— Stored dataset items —
....
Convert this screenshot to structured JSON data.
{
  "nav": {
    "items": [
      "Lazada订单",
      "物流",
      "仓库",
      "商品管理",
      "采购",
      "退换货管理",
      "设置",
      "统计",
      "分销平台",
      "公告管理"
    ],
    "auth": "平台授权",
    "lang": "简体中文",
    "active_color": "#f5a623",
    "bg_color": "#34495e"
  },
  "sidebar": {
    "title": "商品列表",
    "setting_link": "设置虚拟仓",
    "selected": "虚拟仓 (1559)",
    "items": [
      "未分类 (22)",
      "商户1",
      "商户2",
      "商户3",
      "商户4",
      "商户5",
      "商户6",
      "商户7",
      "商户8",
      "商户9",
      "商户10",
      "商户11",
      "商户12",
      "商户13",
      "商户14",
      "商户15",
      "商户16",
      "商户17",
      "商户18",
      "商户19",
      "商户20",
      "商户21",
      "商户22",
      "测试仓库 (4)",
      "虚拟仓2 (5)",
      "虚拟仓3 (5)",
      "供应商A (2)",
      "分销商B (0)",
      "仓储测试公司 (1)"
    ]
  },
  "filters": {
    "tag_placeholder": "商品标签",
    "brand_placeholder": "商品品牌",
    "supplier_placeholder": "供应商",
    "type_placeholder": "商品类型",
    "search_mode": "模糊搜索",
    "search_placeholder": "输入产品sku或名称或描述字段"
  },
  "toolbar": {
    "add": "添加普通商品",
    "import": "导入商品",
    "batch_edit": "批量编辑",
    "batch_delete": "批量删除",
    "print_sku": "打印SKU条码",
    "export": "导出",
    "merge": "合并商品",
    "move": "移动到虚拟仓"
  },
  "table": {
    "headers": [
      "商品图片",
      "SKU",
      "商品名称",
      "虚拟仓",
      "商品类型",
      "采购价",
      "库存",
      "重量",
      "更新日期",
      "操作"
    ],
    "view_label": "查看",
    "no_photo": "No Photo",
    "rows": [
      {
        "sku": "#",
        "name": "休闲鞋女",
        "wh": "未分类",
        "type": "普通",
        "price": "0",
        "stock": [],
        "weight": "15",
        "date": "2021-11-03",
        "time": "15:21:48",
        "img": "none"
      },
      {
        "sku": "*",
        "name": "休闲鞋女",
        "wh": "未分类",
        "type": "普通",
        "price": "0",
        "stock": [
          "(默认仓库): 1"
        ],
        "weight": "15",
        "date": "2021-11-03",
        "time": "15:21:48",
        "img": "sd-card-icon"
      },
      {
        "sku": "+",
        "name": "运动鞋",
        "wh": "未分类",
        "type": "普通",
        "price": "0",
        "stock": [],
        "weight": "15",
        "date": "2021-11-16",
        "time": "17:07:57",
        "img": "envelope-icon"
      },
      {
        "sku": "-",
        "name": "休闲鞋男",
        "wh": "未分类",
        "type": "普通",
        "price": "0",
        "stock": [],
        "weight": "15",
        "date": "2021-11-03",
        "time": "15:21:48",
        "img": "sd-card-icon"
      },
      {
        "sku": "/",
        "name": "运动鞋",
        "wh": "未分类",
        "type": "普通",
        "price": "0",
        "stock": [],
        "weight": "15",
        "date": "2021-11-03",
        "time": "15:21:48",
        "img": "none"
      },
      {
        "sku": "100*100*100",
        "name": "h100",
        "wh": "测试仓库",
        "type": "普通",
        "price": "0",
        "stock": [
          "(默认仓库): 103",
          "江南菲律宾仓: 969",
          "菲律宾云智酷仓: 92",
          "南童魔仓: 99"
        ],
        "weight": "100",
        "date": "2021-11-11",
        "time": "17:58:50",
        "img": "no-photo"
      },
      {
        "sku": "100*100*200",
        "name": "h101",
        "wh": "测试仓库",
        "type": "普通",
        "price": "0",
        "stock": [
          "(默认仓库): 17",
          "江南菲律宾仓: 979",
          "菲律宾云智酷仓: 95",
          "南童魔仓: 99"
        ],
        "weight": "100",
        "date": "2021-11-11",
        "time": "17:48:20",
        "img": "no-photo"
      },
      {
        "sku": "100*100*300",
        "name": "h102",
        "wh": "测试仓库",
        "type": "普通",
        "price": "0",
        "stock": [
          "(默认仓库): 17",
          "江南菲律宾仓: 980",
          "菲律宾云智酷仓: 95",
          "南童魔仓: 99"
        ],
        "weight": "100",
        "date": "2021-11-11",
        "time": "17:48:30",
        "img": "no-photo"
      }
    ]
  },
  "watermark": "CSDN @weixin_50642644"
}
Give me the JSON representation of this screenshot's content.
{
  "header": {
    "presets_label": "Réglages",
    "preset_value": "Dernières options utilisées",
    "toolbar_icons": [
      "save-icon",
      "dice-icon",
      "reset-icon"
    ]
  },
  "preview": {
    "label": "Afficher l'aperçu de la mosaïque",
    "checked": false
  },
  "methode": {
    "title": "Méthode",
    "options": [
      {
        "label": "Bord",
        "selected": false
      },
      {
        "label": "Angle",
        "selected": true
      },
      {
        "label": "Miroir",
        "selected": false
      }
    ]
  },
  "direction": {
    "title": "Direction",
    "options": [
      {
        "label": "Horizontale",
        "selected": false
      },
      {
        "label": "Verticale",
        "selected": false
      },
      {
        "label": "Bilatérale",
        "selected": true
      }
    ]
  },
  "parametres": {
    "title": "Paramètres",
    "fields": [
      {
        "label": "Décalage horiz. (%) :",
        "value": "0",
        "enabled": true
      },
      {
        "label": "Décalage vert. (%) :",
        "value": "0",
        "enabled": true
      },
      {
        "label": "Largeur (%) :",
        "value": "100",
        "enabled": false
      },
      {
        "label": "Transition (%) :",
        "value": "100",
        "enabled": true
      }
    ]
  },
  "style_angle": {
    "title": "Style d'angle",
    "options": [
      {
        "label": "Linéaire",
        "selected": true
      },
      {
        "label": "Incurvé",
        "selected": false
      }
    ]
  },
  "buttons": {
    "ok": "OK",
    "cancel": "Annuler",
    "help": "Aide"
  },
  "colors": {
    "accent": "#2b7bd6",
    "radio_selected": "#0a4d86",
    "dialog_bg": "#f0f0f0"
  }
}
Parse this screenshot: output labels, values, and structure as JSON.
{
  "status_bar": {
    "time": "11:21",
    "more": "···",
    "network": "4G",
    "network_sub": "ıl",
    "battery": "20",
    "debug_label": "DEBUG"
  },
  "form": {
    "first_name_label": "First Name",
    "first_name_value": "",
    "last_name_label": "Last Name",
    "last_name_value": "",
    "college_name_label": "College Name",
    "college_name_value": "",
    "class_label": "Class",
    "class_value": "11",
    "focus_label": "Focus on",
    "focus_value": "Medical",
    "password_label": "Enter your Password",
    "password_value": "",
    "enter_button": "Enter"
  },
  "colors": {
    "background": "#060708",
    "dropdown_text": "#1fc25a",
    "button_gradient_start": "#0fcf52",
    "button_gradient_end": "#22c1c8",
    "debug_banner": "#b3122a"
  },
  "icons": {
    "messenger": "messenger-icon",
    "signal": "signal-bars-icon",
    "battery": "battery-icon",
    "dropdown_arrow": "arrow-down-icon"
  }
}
....
— What needs to be done —
Your task is to print the whole listing again exactly.

— Answer for the task —
Convert this screenshot to structured JSON data.
{
  "nav": {
    "items": [
      "Lazada订单",
      "物流",
      "仓库",
      "商品管理",
      "采购",
      "退换货管理",
      "设置",
      "统计",
      "分销平台",
      "公告管理"
    ],
    "auth": "平台授权",
    "lang": "简体中文",
    "active_color": "#f5a623",
    "bg_color": "#34495e"
  },
  "sidebar": {
    "title": "商品列表",
    "setting_link": "设置虚拟仓",
    "selected": "虚拟仓 (1559)",
    "items": [
      "未分类 (22)",
      "商户1",
      "商户2",
      "商户3",
      "商户4",
      "商户5",
      "商户6",
      "商户7",
      "商户8",
      "商户9",
      "商户10",
      "商户11",
      "商户12",
      "商户13",
      "商户14",
      "商户15",
      "商户16",
      "商户17",
      "商户18",
      "商户19",
      "商户20",
      "商户21",
      "商户22",
      "测试仓库 (4)",
      "虚拟仓2 (5)",
      "虚拟仓3 (5)",
      "供应商A (2)",
      "分销商B (0)",
      "仓储测试公司 (1)"
    ]
  },
  "filters": {
    "tag_placeholder": "商品标签",
    "brand_placeholder": "商品品牌",
    "supplier_placeholder": "供应商",
    "type_placeholder": "商品类型",
    "search_mode": "模糊搜索",
    "search_placeholder": "输入产品sku或名称或描述字段"
  },
  "toolbar": {
    "add": "添加普通商品",
    "import": "导入商品",
    "batch_edit": "批量编辑",
    "batch_delete": "批量删除",
    "print_sku": "打印SKU条码",
    "export": "导出",
    "merge": "合并商品",
    "move": "移动到虚拟仓"
  },
  "table": {
    "headers": [
      "商品图片",
      "SKU",
      "商品名称",
      "虚拟仓",
      "商品类型",
      "采购价",
      "库存",
      "重量",
      "更新日期",
      "操作"
    ],
    "view_label": "查看",
    "no_photo": "No Photo",
    "rows": [
      {
        "sku": "#",
        "name": "休闲鞋女",
        "wh": "未分类",
        "type": "普通",
        "price": "0",
        "stock": [],
        "weight": "15",
        "date": "2021-11-03",
        "time": "15:21:48",
        "img": "none"
      },
      {
        "sku": "*",
        "name": "休闲鞋女",
        "wh": "未分类",
        "type": "普通",
        "price": "0",
        "stock": [
          "(默认仓库): 1"
        ],
        "weight": "15",
        "date": "2021-11-03",
        "time": "15:21:48",
        "img": "sd-card-icon"
      },
      {
        "sku": "+",
        "name": "运动鞋",
        "wh": "未分类",
        "type": "普通",
        "price": "0",
        "stock": [],
        "weight": "15",
        "date": "2021-11-16",
        "time": "17:07:57",
        "img": "envelope-icon"
      },
      {
        "sku": "-",
        "name": "休闲鞋男",
        "wh": "未分类",
        "type": "普通",
        "price": "0",
        "stock": [],
        "weight": "15",
        "date": "2021-11-03",
        "time": "15:21:48",
        "img": "sd-card-icon"
      },
      {
        "sku": "/",
        "name": "运动鞋",
        "wh": "未分类",
        "type": "普通",
        "price": "0",
        "stock": [],
        "weight": "15",
        "date": "2021-11-03",
        "time": "15:21:48",
        "img": "none"
      },
      {
        "sku": "100*100*100",
        "name": "h100",
        "wh": "测试仓库",
        "type": "普通",
        "price": "0",
        "stock": [
          "(默认仓库): 103",
          "江南菲律宾仓: 969",
          "菲律宾云智酷仓: 92",
          "南童魔仓: 99"
        ],
        "weight": "100",
        "date": "2021-11-11",
        "time": "17:58:50",
        "img": "no-photo"
      },
      {
        "sku": "100*100*200",
        "name": "h101",
        "wh": "测试仓库",
        "type": "普通",
        "price": "0",
        "stock": [
          "(默认仓库): 17",
          "江南菲律宾仓: 979",
          "菲律宾云智酷仓: 95",
          "南童魔仓: 99"
        ],
        "weight": "100",
        "date": "2021-11-11",
        "time": "17:48:20",
        "img": "no-photo"
      },
      {
        "sku": "100*100*300",
        "name": "h102",
        "wh": "测试仓库",
        "type": "普通",
        "price": "0",
        "stock": [
          "(默认仓库): 17",
          "江南菲律宾仓: 980",
          "菲律宾云智酷仓: 95",
          "南童魔仓: 99"
        ],
        "weight": "100",
        "date": "2021-11-11",
        "time": "17:48:30",
        "img": "no-photo"
      }
    ]
  },
  "watermark": "CSDN @weixin_50642644"
}
Give me the JSON representation of this screenshot's content.
{
  "header": {
    "presets_label": "Réglages",
    "preset_value": "Dernières options utilisées",
    "toolbar_icons": [
      "save-icon",
      "dice-icon",
      "reset-icon"
    ]
  },
  "preview": {
    "label": "Afficher l'aperçu de la mosaïque",
    "checked": false
  },
  "methode": {
    "title": "Méthode",
    "options": [
      {
        "label": "Bord",
        "selected": false
      },
      {
        "label": "Angle",
        "selected": true
      },
      {
        "label": "Miroir",
        "selected": false
      }
    ]
  },
  "direction": {
    "title": "Direction",
    "options": [
      {
        "label": "Horizontale",
        "selected": false
      },
      {
        "label": "Verticale",
        "selected": false
      },
      {
        "label": "Bilatérale",
        "selected": true
      }
    ]
  },
  "parametres": {
    "title": "Paramètres",
    "fields": [
      {
        "label": "Décalage horiz. (%) :",
        "value": "0",
        "enabled": true
      },
      {
        "label": "Décalage vert. (%) :",
        "value": "0",
        "enabled": true
      },
      {
        "label": "Largeur (%) :",
        "value": "100",
        "enabled": false
      },
      {
        "label": "Transition (%) :",
        "value": "100",
        "enabled": true
      }
    ]
  },
  "style_angle": {
    "title": "Style d'angle",
    "options": [
      {
        "label": "Linéaire",
        "selected": true
      },
      {
        "label": "Incurvé",
        "selected": false
      }
    ]
  },
  "buttons": {
    "ok": "OK",
    "cancel": "Annuler",
    "help": "Aide"
  },
  "colors": {
    "accent": "#2b7bd6",
    "radio_selected": "#0a4d86",
    "dialog_bg": "#f0f0f0"
  }
}
Parse this screenshot: output labels, values, and structure as JSON.
{
  "status_bar": {
    "time": "11:21",
    "more": "···",
    "network": "4G",
    "network_sub": "ıl",
    "battery": "20",
    "debug_label": "DEBUG"
  },
  "form": {
    "first_name_label": "First Name",
    "first_name_value": "",
    "last_name_label": "Last Name",
    "last_name_value": "",
    "college_name_label": "College Name",
    "college_name_value": "",
    "class_label": "Class",
    "class_value": "11",
    "focus_label": "Focus on",
    "focus_value": "Medical",
    "password_label": "Enter your Password",
    "password_value": "",
    "enter_button": "Enter"
  },
  "colors": {
    "background": "#060708",
    "dropdown_text": "#1fc25a",
    "button_gradient_start": "#0fcf52",
    "button_gradient_end": "#22c1c8",
    "debug_banner": "#b3122a"
  },
  "icons": {
    "messenger": "messenger-icon",
    "signal": "signal-bars-icon",
    "battery": "battery-icon",
    "dropdown_arrow": "arrow-down-icon"
  }
}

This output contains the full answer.